— BEGIN TASK MATERIAL —

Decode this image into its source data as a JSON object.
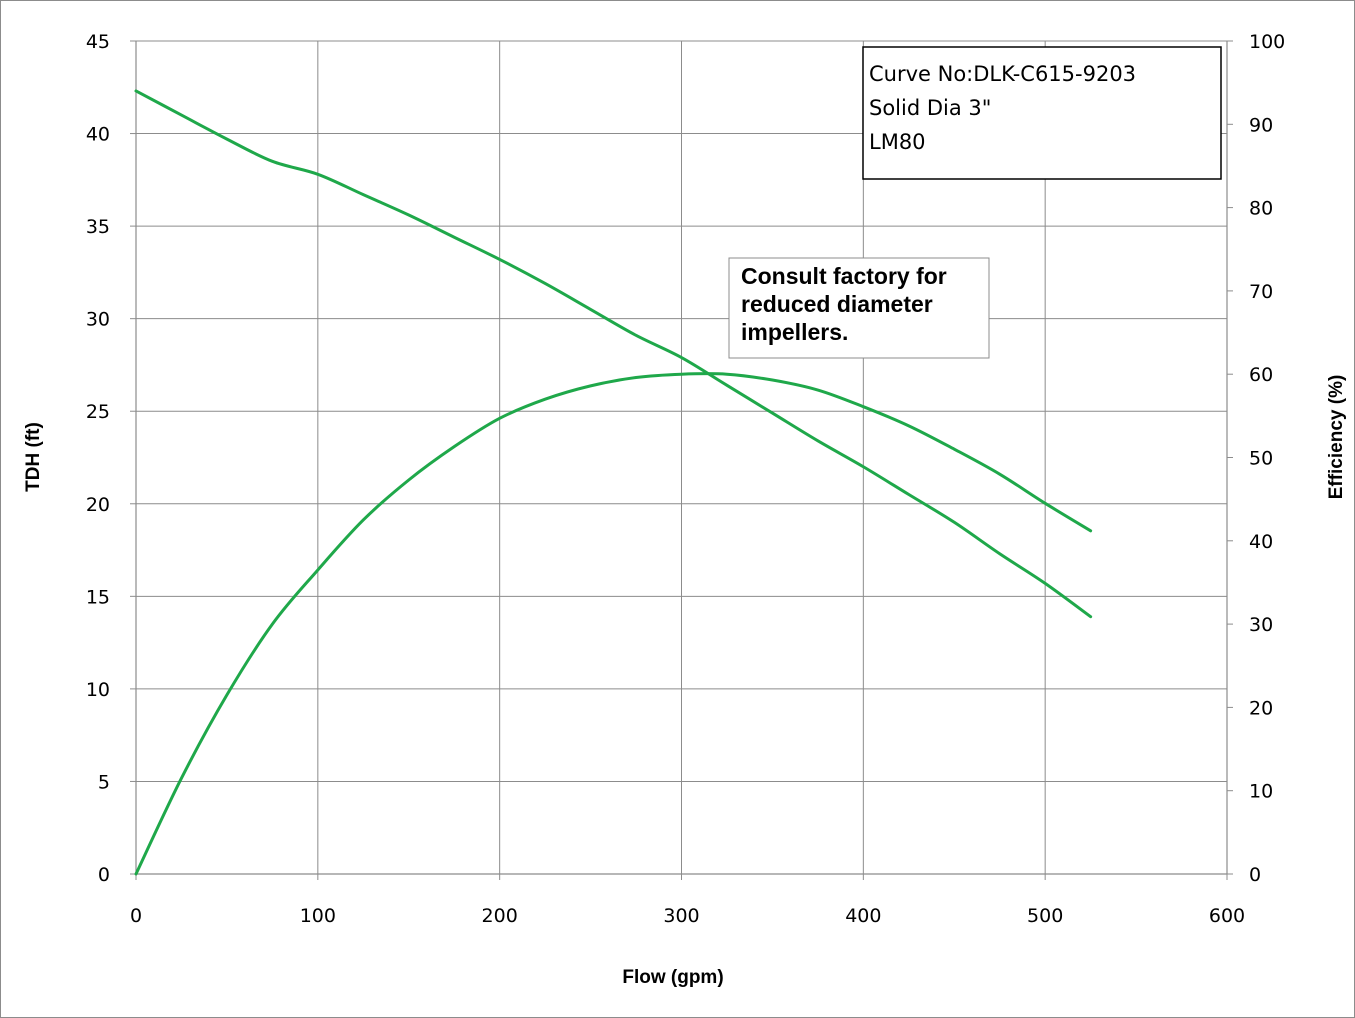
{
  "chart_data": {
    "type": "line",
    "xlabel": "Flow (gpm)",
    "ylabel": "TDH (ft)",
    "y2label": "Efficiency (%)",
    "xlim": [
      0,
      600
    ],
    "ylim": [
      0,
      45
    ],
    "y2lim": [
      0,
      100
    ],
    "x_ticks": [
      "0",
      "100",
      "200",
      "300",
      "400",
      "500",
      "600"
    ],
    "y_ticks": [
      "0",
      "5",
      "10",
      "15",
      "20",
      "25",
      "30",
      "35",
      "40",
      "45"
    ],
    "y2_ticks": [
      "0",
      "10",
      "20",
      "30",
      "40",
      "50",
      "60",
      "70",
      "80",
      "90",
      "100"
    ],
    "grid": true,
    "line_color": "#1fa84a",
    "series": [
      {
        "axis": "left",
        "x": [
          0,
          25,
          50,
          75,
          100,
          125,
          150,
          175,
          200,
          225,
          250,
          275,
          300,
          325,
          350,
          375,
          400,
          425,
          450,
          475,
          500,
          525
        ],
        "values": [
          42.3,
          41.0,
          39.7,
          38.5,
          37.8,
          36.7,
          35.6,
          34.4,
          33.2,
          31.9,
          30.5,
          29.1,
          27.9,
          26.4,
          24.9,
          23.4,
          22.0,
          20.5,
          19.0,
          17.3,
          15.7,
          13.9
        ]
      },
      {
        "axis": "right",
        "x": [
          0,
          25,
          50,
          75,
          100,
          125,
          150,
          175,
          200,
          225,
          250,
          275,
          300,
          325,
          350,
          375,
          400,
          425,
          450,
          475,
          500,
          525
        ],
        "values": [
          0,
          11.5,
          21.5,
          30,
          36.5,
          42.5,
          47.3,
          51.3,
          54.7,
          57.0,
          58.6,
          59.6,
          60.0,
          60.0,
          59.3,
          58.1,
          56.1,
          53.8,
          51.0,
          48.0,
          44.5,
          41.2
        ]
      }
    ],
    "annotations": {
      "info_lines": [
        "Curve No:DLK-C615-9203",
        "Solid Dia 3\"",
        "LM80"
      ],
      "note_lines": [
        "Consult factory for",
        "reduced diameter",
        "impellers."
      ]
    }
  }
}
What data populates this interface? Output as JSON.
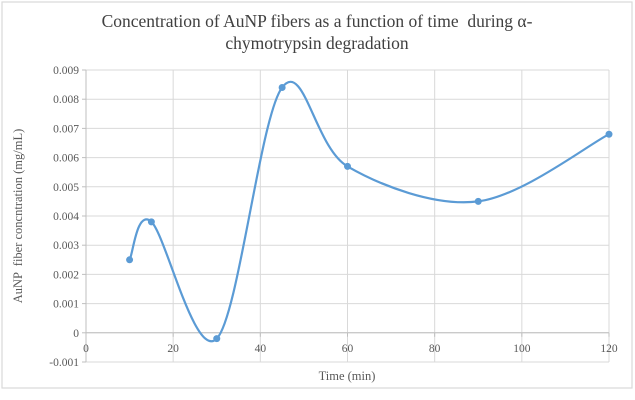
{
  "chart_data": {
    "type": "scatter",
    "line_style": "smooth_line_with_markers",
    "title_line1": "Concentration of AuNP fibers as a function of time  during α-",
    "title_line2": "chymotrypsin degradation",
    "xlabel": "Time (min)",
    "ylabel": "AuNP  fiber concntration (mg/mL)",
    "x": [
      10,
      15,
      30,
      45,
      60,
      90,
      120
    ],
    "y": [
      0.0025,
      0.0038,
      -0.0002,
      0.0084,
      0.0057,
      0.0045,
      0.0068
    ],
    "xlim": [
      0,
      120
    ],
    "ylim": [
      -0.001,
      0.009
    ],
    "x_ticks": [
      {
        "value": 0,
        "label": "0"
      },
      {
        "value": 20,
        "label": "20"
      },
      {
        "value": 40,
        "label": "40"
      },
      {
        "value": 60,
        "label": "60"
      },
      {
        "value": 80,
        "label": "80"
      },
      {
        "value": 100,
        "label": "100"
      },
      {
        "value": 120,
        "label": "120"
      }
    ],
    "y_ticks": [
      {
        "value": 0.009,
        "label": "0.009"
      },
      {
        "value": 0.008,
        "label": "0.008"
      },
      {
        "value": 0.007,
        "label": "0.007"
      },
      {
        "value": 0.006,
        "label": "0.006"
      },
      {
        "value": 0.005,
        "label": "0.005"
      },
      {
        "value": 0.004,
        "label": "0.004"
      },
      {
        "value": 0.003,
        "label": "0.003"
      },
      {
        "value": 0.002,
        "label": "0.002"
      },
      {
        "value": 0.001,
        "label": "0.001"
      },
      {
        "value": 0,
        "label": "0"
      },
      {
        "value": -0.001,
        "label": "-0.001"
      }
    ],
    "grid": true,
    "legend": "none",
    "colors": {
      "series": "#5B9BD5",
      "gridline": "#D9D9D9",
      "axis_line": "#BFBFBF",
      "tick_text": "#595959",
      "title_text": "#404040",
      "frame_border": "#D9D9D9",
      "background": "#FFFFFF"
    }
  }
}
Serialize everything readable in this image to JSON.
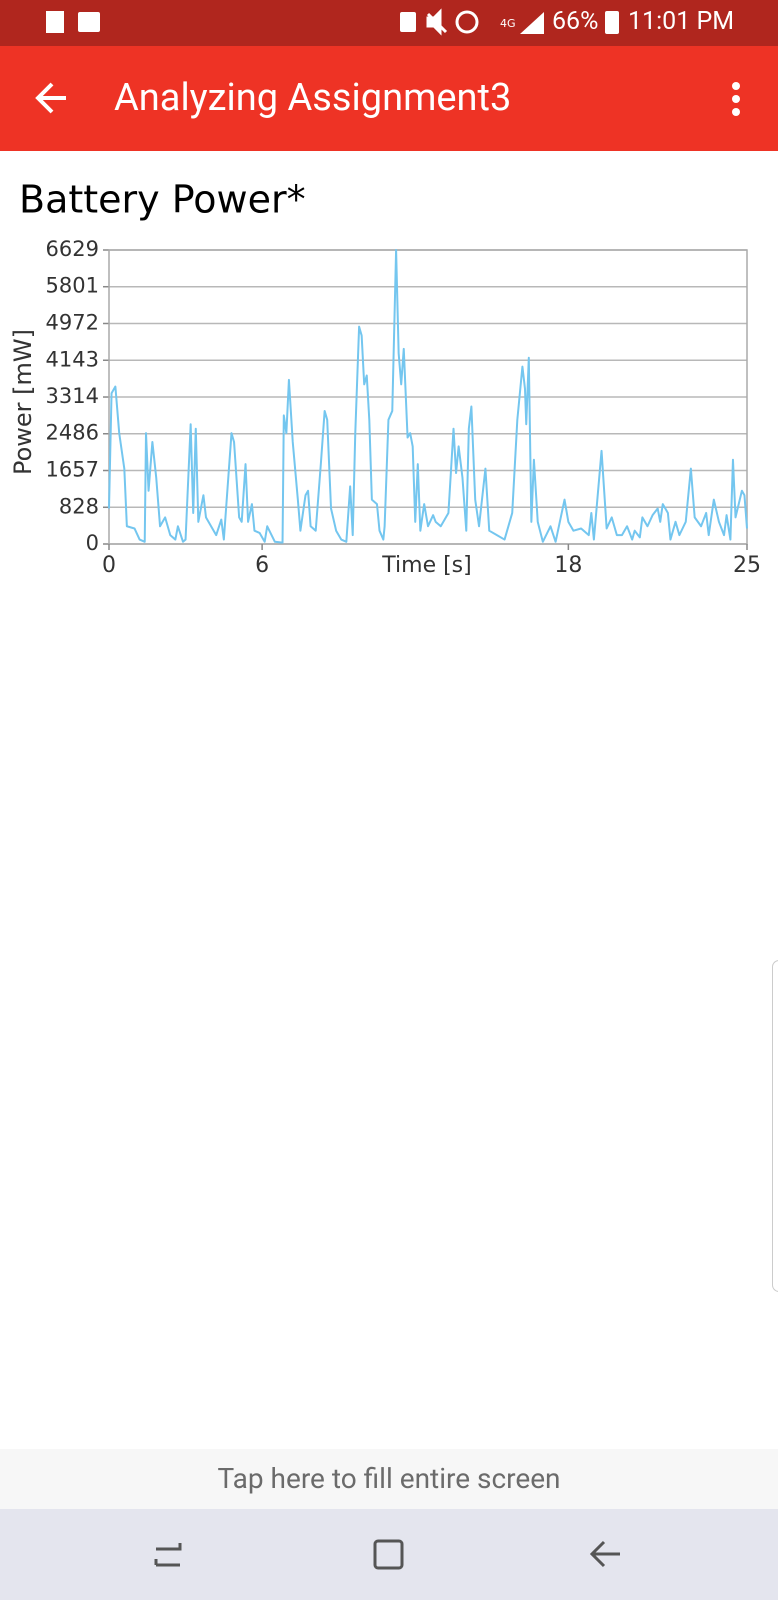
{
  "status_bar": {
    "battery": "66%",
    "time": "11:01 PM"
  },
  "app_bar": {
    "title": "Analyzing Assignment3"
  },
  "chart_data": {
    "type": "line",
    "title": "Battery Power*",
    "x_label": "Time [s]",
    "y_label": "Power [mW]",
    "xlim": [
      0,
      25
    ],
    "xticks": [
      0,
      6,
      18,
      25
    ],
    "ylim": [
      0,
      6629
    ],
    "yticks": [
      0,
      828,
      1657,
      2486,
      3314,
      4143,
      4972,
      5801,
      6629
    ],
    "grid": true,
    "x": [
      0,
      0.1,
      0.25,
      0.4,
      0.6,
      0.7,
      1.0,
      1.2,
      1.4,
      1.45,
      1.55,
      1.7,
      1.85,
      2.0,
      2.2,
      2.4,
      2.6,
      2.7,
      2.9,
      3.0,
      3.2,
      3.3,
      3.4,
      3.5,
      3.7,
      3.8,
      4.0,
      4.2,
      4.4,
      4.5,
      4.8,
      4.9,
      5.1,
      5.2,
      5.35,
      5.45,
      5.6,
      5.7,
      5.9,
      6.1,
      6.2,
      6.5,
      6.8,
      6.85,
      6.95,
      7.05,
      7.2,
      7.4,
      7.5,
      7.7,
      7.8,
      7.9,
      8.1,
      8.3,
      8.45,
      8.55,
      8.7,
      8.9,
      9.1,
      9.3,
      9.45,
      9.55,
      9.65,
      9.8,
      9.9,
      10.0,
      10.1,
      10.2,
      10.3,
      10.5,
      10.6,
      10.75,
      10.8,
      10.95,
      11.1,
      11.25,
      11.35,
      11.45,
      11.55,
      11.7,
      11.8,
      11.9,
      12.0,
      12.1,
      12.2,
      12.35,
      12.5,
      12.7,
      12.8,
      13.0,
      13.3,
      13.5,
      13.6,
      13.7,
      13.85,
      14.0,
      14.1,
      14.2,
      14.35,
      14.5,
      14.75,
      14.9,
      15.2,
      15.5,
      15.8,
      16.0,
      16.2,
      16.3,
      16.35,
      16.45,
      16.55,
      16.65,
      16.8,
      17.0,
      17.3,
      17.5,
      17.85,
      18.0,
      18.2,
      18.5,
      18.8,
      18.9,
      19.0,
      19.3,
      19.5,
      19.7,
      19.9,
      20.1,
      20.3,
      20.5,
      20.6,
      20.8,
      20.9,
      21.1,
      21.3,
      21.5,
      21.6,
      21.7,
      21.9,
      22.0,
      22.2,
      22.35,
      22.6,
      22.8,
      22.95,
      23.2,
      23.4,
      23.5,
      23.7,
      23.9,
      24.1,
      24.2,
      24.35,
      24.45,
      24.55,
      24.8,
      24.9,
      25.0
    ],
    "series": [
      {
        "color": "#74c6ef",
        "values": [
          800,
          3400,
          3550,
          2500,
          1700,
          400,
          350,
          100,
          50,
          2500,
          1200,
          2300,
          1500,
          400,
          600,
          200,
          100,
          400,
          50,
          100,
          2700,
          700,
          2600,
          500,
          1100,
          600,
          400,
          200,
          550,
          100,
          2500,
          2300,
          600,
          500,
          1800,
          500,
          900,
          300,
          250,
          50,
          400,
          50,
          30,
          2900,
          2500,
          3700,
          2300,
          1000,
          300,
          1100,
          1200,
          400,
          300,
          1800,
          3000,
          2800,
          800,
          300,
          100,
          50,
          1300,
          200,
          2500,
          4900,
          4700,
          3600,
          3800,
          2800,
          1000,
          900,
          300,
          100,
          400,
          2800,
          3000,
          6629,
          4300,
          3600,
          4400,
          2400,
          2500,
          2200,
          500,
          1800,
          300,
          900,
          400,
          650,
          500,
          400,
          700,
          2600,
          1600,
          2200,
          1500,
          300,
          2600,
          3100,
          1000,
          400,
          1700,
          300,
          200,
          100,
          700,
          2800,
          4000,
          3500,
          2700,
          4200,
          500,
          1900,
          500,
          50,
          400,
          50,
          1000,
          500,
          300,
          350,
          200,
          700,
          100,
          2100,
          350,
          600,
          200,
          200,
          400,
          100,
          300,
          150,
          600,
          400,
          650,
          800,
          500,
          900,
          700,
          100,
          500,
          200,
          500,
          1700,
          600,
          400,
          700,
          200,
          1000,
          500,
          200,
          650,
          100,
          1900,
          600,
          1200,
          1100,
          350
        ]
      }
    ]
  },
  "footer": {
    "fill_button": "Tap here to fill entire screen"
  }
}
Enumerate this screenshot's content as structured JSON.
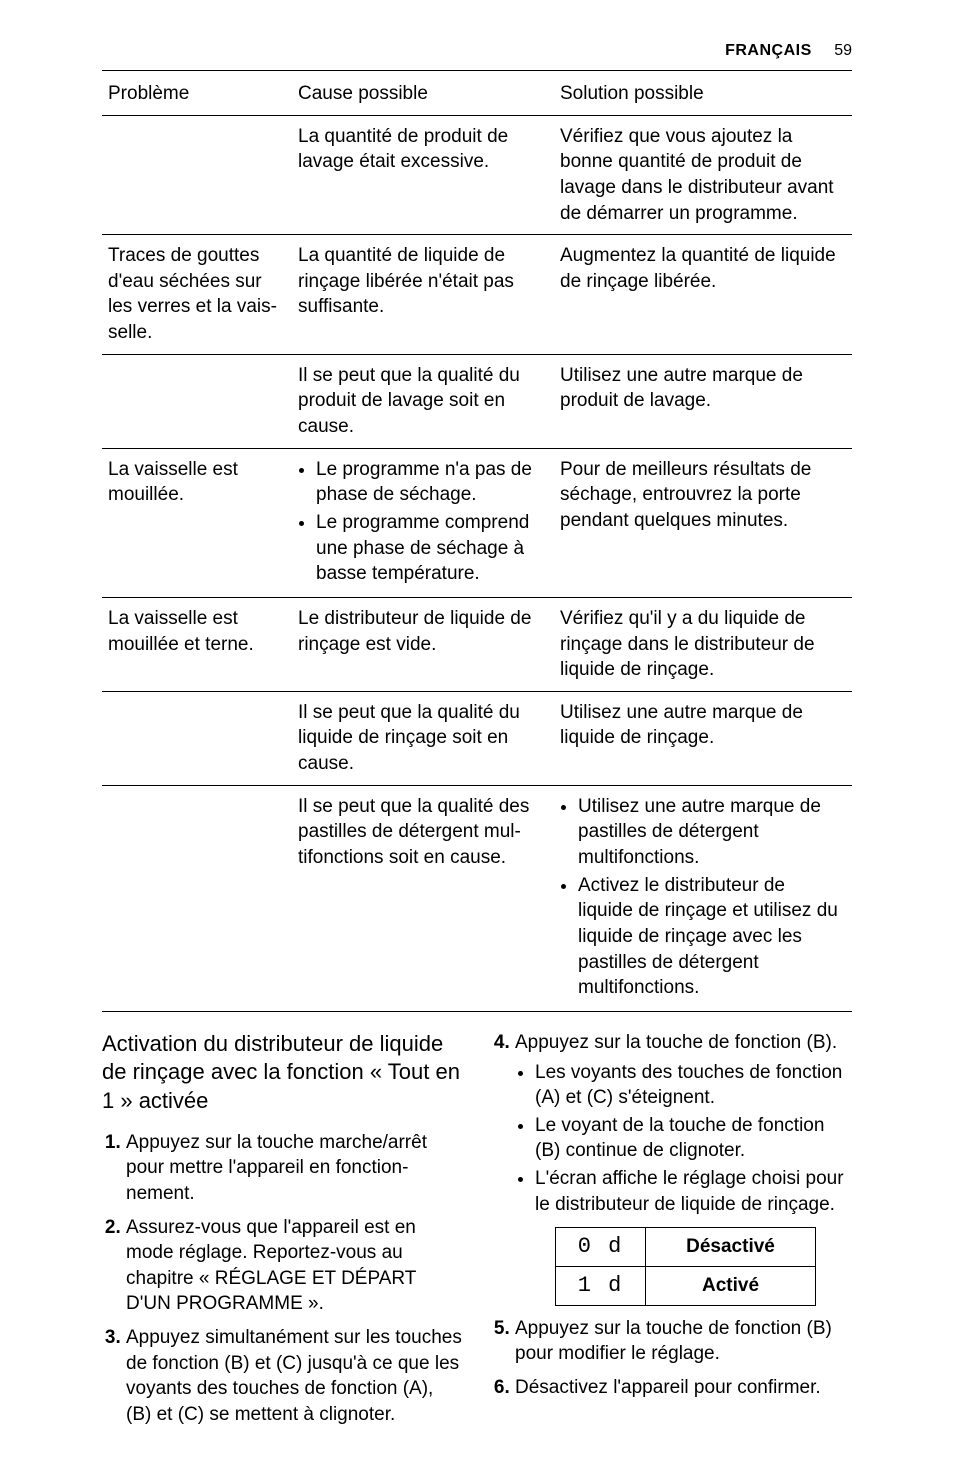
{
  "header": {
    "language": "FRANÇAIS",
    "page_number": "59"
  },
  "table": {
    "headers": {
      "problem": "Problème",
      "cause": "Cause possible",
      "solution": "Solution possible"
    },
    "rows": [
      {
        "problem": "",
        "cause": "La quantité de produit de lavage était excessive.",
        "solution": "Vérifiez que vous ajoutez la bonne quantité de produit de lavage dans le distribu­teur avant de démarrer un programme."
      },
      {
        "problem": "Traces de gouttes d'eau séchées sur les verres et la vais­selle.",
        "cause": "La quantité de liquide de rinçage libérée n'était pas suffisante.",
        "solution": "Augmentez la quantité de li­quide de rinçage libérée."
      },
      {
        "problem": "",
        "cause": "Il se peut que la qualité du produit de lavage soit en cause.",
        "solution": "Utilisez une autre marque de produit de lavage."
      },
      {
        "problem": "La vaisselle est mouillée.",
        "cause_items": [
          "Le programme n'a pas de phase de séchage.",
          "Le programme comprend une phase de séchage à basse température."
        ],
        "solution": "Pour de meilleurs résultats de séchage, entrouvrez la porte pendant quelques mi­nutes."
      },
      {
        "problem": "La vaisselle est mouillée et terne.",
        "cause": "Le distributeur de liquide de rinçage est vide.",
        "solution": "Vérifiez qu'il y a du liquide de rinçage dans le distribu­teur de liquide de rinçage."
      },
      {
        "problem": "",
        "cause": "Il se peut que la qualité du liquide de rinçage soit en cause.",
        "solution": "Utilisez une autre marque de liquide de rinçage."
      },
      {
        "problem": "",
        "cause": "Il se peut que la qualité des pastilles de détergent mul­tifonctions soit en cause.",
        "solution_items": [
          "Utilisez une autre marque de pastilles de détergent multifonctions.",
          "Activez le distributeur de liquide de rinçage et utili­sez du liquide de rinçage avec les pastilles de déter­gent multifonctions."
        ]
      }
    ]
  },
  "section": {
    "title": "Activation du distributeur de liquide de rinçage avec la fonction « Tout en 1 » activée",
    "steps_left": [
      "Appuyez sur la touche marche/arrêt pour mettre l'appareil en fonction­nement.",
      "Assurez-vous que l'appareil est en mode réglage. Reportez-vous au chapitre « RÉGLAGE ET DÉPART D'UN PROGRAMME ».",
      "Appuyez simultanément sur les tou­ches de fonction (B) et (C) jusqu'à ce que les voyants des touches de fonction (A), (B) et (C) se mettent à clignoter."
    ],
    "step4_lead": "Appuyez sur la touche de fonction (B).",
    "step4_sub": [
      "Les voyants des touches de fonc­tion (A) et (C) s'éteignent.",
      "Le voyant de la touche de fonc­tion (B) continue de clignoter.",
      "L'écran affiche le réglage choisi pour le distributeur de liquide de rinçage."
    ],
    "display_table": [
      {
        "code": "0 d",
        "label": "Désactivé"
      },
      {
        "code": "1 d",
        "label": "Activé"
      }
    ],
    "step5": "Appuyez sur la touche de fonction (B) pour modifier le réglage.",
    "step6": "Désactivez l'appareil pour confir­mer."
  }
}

— END TASK MATERIAL —

**BRIEF**
Check all the records above and select each line where the string "vous" is found.

**RESULT FOR THIS TASK**
        "solution": "Vérifiez que vous ajoutez la bonne quantité de produit de lavage dans le distribu­teur avant de démarrer un programme."
      "Assurez-vous que l'appareil est en mode réglage. Reportez-vous au chapitre « RÉGLAGE ET DÉPART D'UN PROGRAMME ».",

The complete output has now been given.